[To do] Print the entries below in their entirety, exactly as they are written.

::: Records supplied :::

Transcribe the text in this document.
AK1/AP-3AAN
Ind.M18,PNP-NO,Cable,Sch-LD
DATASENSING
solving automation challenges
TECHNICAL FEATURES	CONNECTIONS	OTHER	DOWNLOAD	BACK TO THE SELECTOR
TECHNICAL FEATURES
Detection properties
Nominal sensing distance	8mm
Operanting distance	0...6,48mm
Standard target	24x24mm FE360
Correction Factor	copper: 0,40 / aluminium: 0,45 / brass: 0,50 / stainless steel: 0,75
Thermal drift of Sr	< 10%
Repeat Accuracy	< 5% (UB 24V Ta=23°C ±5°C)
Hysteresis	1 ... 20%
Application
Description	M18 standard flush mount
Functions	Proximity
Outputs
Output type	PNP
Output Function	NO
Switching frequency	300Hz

:::

[Solution to this task]
Transcribe the text in this document.
AK1/AP-3AAN
Ind.M18,PNP-NO,Cable,Sch-LD
DATASENSING
solving automation challenges
TECHNICAL FEATURES	CONNECTIONS	OTHER	DOWNLOAD	BACK TO THE SELECTOR
TECHNICAL FEATURES
Detection properties
Nominal sensing distance	8mm
Operanting distance	0...6,48mm
Standard target	24x24mm FE360
Correction Factor	copper: 0,40 / aluminium: 0,45 / brass: 0,50 / stainless steel: 0,75
Thermal drift of Sr	< 10%
Repeat Accuracy	< 5% (UB 24V Ta=23°C ±5°C)
Hysteresis	1 ... 20%
Application
Description	M18 standard flush mount
Functions	Proximity
Outputs
Output type	PNP
Output Function	NO
Switching frequency	300Hz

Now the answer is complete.